- **What you should do**
Repeat each record below exactly, dropping the pictures.

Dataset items
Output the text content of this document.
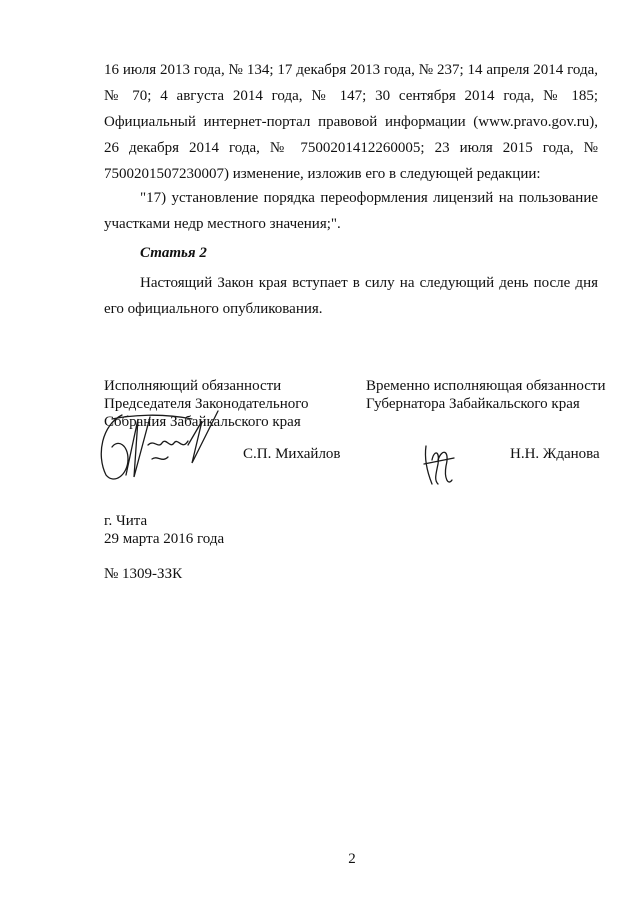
16 июля 2013 года, № 134; 17 декабря 2013 года, № 237; 14 апреля 2014 года, № 70; 4 августа 2014 года, № 147; 30 сентября 2014 года, № 185; Официальный интернет-портал правовой информации (www.pravo.gov.ru), 26 декабря 2014 года, № 7500201412260005; 23 июля 2015 года, № 7500201507230007) изменение, изложив его в следующей редакции:
"17) установление порядка переоформления лицензий на пользование участками недр местного значения;".
Статья 2
Настоящий Закон края вступает в силу на следующий день после дня его официального опубликования.
Исполняющий обязанности
Председателя Законодательного
Собрания Забайкальского края
Временно исполняющая обязанности
Губернатора Забайкальского края
С.П. Михайлов	Н.Н. Жданова
г. Чита
29 марта 2016 года
№ 1309-ЗЗК
2
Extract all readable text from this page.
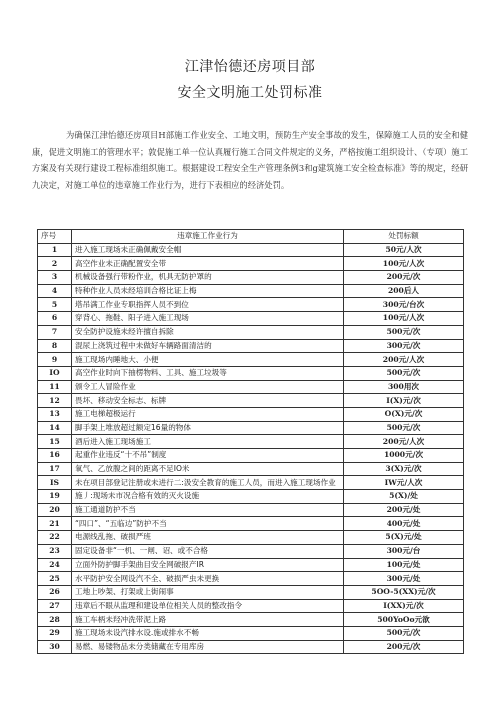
江津怡德还房项目部
安全文明施工处罚标准
为确保江津怡德还房项目H部施工作业安全、工地文明，预防生产安全事故的发生，保障施工人员的安全和健康，促进文明施工的管理水平；敦促施工单一位认真履行施工合同文件规定的义务，严格按施工组织设计、（专项）施工方案及有关现行建设工程标准组织施工。根据建设工程安全生产管理条例3和g建筑施工安全检查标准》等的规定，经研九决定，对施工单位的违章施工作业行为，进行下表相应的经济处罚。
序号	违章施工作业行为	处罚标额
1	进入施工现场未正确佩戴安全帽	50元/人次
2	高空作业未正确配置安全带	100元/人次
3	机械设备强行带粉作业，机具无防护罩的	200元/次
4	特种作业人员未经培训合格比证上梅	200后人
5	塔吊满工作业专职指挥人员不到位	300元/台次
6	穿背心、拖鞋、阳子进入施工现场	100元/人次
7	安全防护设施未经许擅自拆除	500元/次
8	混尿上浇筑过程中未做好车辆路面清洁的	300元/次
9	施工现场内睡地大、小便	200元/人次
IO	高空作业时向下抽楞物料、工具、施工垃圾等	500元/次
11	颁令工人冒险作业	300用次
12	畏坏、移动安全标志、标牌	I(X)元/次
13	施工电梯超极运行	O(X)元/次
14	脚手架上堆放超过额定16量的物体	500元/次
15	酒后进入施工现场施工	200元/人次
16	起重作业违反“十不吊”制度	1000元/次
17	氧气、乙放腹之间的距离不足IO米	3(X)元/次
IS	未在项目部登记注册或未进行二:汲安全教育的施工人员，而进入施工现场作业	IW元/人次
19	施丿:现场未市况合格有效的灭火设施	5(X)/处
20	施工通道防护不当	200元/处
21	“四口”、“五临边”防护不当	400元/处
22	电源线乱拖、破损严班	5(X)元/处
23	固定设备非“一机、一闸、诏、或不合格	300元/台
24	立面外防护脚手架曲目安全网破报产IR	100元/处
25	水平防护安全网设汽不全、破损严虫未更换	300元/处
26	工地上吵架、打架或上街闹事	5OO-5(XX)元/次
27	违章后不眼从监理和建设单位相关人员的整改指令	I(XX)元/次
28	施工车柄未羟冲洗带泥上路	500YoOo元欲
29	施工现场未设汽排水设.施或排水不畅	500元/次
30	易燃、易镂物品未分类储藏在专用库房	200元/次
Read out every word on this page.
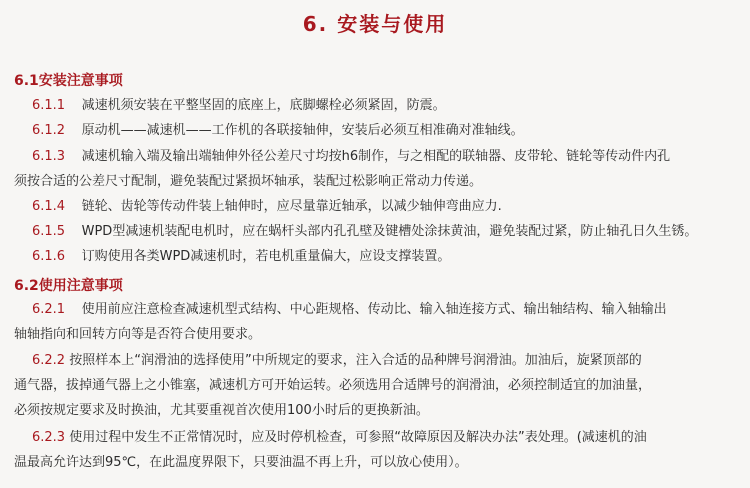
6. 安装与使用
6.1安装注意事项
6.1.1 减速机须安装在平整坚固的底座上，底脚螺栓必须紧固，防震。
6.1.2 原动机——减速机——工作机的各联接轴伸，安装后必须互相准确对准轴线。
6.1.3 减速机输入端及输出端轴伸外径公差尺寸均按h6制作，与之相配的联轴器、皮带轮、链轮等传动件内孔
须按合适的公差尺寸配制，避免装配过紧损坏轴承，装配过松影响正常动力传递。
6.1.4 链轮、齿轮等传动件装上轴伸时，应尽量靠近轴承，以减少轴伸弯曲应力.
6.1.5 WPD型减速机装配电机时，应在蜗杆头部内孔孔壁及键槽处涂抹黄油，避免装配过紧，防止轴孔日久生锈。
6.1.6 订购使用各类WPD减速机时，若电机重量偏大，应设支撑装置。
6.2使用注意事项
6.2.1 使用前应注意检查减速机型式结构、中心距规格、传动比、输入轴连接方式、输出轴结构、输入轴输出
轴轴指向和回转方向等是否符合使用要求。
6.2.2 按照样本上“润滑油的选择使用”中所规定的要求，注入合适的品种牌号润滑油。加油后，旋紧顶部的
通气器，拔掉通气器上之小锥塞，减速机方可开始运转。必须选用合适牌号的润滑油，必须控制适宜的加油量，
必须按规定要求及时换油，尤其要重视首次使用100小时后的更换新油。
6.2.3 使用过程中发生不正常情况时，应及时停机检查，可参照“故障原因及解决办法”表处理。(减速机的油
温最高允许达到95℃，在此温度界限下，只要油温不再上升，可以放心使用）。
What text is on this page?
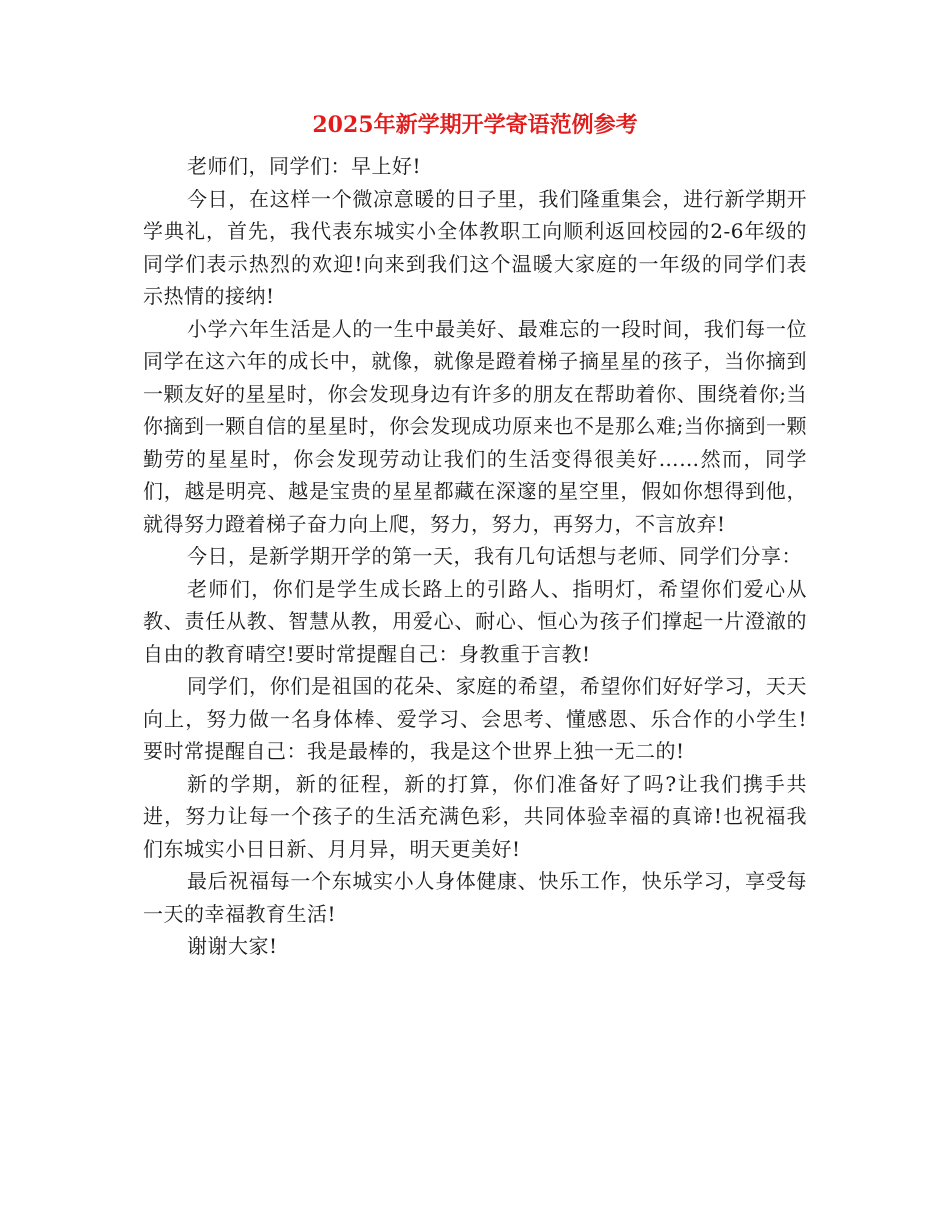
2025年新学期开学寄语范例参考

老师们，同学们：早上好!

今日，在这样一个微凉意暖的日子里，我们隆重集会，进行新学期开学典礼，首先，我代表东城实小全体教职工向顺利返回校园的2-6年级的同学们表示热烈的欢迎!向来到我们这个温暖大家庭的一年级的同学们表示热情的接纳!

小学六年生活是人的一生中最美好、最难忘的一段时间，我们每一位同学在这六年的成长中，就像，就像是蹬着梯子摘星星的孩子，当你摘到一颗友好的星星时，你会发现身边有许多的朋友在帮助着你、围绕着你;当你摘到一颗自信的星星时，你会发现成功原来也不是那么难;当你摘到一颗勤劳的星星时，你会发现劳动让我们的生活变得很美好……然而，同学们，越是明亮、越是宝贵的星星都藏在深邃的星空里，假如你想得到他，就得努力蹬着梯子奋力向上爬，努力，努力，再努力，不言放弃!

今日，是新学期开学的第一天，我有几句话想与老师、同学们分享：

老师们，你们是学生成长路上的引路人、指明灯，希望你们爱心从教、责任从教、智慧从教，用爱心、耐心、恒心为孩子们撑起一片澄澈的自由的教育晴空!要时常提醒自己：身教重于言教!

同学们，你们是祖国的花朵、家庭的希望，希望你们好好学习，天天向上，努力做一名身体棒、爱学习、会思考、懂感恩、乐合作的小学生!要时常提醒自己：我是最棒的，我是这个世界上独一无二的!

新的学期，新的征程，新的打算，你们准备好了吗?让我们携手共进，努力让每一个孩子的生活充满色彩，共同体验幸福的真谛!也祝福我们东城实小日日新、月月异，明天更美好!

最后祝福每一个东城实小人身体健康、快乐工作，快乐学习，享受每一天的幸福教育生活!

谢谢大家!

- **Answer to the exercise**
Output the text content of this document.
16 июля 2013 года, № 134; 17 декабря 2013 года, № 237; 14 апреля 2014 года, № 70; 4 августа 2014 года, № 147; 30 сентября 2014 года, № 185; Официальный интернет-портал правовой информации (www.pravo.gov.ru), 26 декабря 2014 года, № 7500201412260005; 23 июля 2015 года, № 7500201507230007) изменение, изложив его в следующей редакции:
"17) установление порядка переоформления лицензий на пользование участками недр местного значения;".
Статья 2
Настоящий Закон края вступает в силу на следующий день после дня его официального опубликования.
Исполняющий обязанности
Председателя Законодательного
Собрания Забайкальского края
Временно исполняющая обязанности
Губернатора Забайкальского края
С.П. Михайлов	Н.Н. Жданова
г. Чита
29 марта 2016 года
№ 1309-ЗЗК
2
Extract all readable text from this page.
江津怡德还房项目部
安全文明施工处罚标准
为确保江津怡德还房项目H部施工作业安全、工地文明，预防生产安全事故的发生，保障施工人员的安全和健康，促进文明施工的管理水平；敦促施工单一位认真履行施工合同文件规定的义务，严格按施工组织设计、（专项）施工方案及有关现行建设工程标准组织施工。根据建设工程安全生产管理条例3和g建筑施工安全检查标准》等的规定，经研九决定，对施工单位的违章施工作业行为，进行下表相应的经济处罚。
序号	违章施工作业行为	处罚标额
1	进入施工现场未正确佩戴安全帽	50元/人次
2	高空作业未正确配置安全带	100元/人次
3	机械设备强行带粉作业，机具无防护罩的	200元/次
4	特种作业人员未经培训合格比证上梅	200后人
5	塔吊满工作业专职指挥人员不到位	300元/台次
6	穿背心、拖鞋、阳子进入施工现场	100元/人次
7	安全防护设施未经许擅自拆除	500元/次
8	混尿上浇筑过程中未做好车辆路面清洁的	300元/次
9	施工现场内睡地大、小便	200元/人次
IO	高空作业时向下抽楞物料、工具、施工垃圾等	500元/次
11	颁令工人冒险作业	300用次
12	畏坏、移动安全标志、标牌	I(X)元/次
13	施工电梯超极运行	O(X)元/次
14	脚手架上堆放超过额定16量的物体	500元/次
15	酒后进入施工现场施工	200元/人次
16	起重作业违反“十不吊”制度	1000元/次
17	氧气、乙放腹之间的距离不足IO米	3(X)元/次
IS	未在项目部登记注册或未进行二:汲安全教育的施工人员，而进入施工现场作业	IW元/人次
19	施丿:现场未市况合格有效的灭火设施	5(X)/处
20	施工通道防护不当	200元/处
21	“四口”、“五临边”防护不当	400元/处
22	电源线乱拖、破损严班	5(X)元/处
23	固定设备非“一机、一闸、诏、或不合格	300元/台
24	立面外防护脚手架曲目安全网破报产IR	100元/处
25	水平防护安全网设汽不全、破损严虫未更换	300元/处
26	工地上吵架、打架或上街闹事	5OO-5(XX)元/次
27	违章后不眼从监理和建设单位相关人员的整改指令	I(XX)元/次
28	施工车柄未羟冲洗带泥上路	500YoOo元欲
29	施工现场未设汽排水设.施或排水不畅	500元/次
30	易燃、易镂物品未分类储藏在专用库房	200元/次
Read out every word on this page.
6. 安装与使用
6.1安装注意事项
6.1.1 减速机须安装在平整坚固的底座上，底脚螺栓必须紧固，防震。
6.1.2 原动机——减速机——工作机的各联接轴伸，安装后必须互相准确对准轴线。
6.1.3 减速机输入端及输出端轴伸外径公差尺寸均按h6制作，与之相配的联轴器、皮带轮、链轮等传动件内孔
须按合适的公差尺寸配制，避免装配过紧损坏轴承，装配过松影响正常动力传递。
6.1.4 链轮、齿轮等传动件装上轴伸时，应尽量靠近轴承，以减少轴伸弯曲应力.
6.1.5 WPD型减速机装配电机时，应在蜗杆头部内孔孔壁及键槽处涂抹黄油，避免装配过紧，防止轴孔日久生锈。
6.1.6 订购使用各类WPD减速机时，若电机重量偏大，应设支撑装置。
6.2使用注意事项
6.2.1 使用前应注意检查减速机型式结构、中心距规格、传动比、输入轴连接方式、输出轴结构、输入轴输出
轴轴指向和回转方向等是否符合使用要求。
6.2.2 按照样本上“润滑油的选择使用”中所规定的要求，注入合适的品种牌号润滑油。加油后，旋紧顶部的
通气器，拔掉通气器上之小锥塞，减速机方可开始运转。必须选用合适牌号的润滑油，必须控制适宜的加油量，
必须按规定要求及时换油，尤其要重视首次使用100小时后的更换新油。
6.2.3 使用过程中发生不正常情况时，应及时停机检查，可参照“故障原因及解决办法”表处理。(减速机的油
温最高允许达到95℃，在此温度界限下，只要油温不再上升，可以放心使用）。
What text is on this page?
2025年新学期开学寄语范例参考

老师们，同学们：早上好!

今日，在这样一个微凉意暖的日子里，我们隆重集会，进行新学期开学典礼，首先，我代表东城实小全体教职工向顺利返回校园的2-6年级的同学们表示热烈的欢迎!向来到我们这个温暖大家庭的一年级的同学们表示热情的接纳!

小学六年生活是人的一生中最美好、最难忘的一段时间，我们每一位同学在这六年的成长中，就像，就像是蹬着梯子摘星星的孩子，当你摘到一颗友好的星星时，你会发现身边有许多的朋友在帮助着你、围绕着你;当你摘到一颗自信的星星时，你会发现成功原来也不是那么难;当你摘到一颗勤劳的星星时，你会发现劳动让我们的生活变得很美好……然而，同学们，越是明亮、越是宝贵的星星都藏在深邃的星空里，假如你想得到他，就得努力蹬着梯子奋力向上爬，努力，努力，再努力，不言放弃!

今日，是新学期开学的第一天，我有几句话想与老师、同学们分享：

老师们，你们是学生成长路上的引路人、指明灯，希望你们爱心从教、责任从教、智慧从教，用爱心、耐心、恒心为孩子们撑起一片澄澈的自由的教育晴空!要时常提醒自己：身教重于言教!

同学们，你们是祖国的花朵、家庭的希望，希望你们好好学习，天天向上，努力做一名身体棒、爱学习、会思考、懂感恩、乐合作的小学生!要时常提醒自己：我是最棒的，我是这个世界上独一无二的!

新的学期，新的征程，新的打算，你们准备好了吗?让我们携手共进，努力让每一个孩子的生活充满色彩，共同体验幸福的真谛!也祝福我们东城实小日日新、月月异，明天更美好!

最后祝福每一个东城实小人身体健康、快乐工作，快乐学习，享受每一天的幸福教育生活!

谢谢大家!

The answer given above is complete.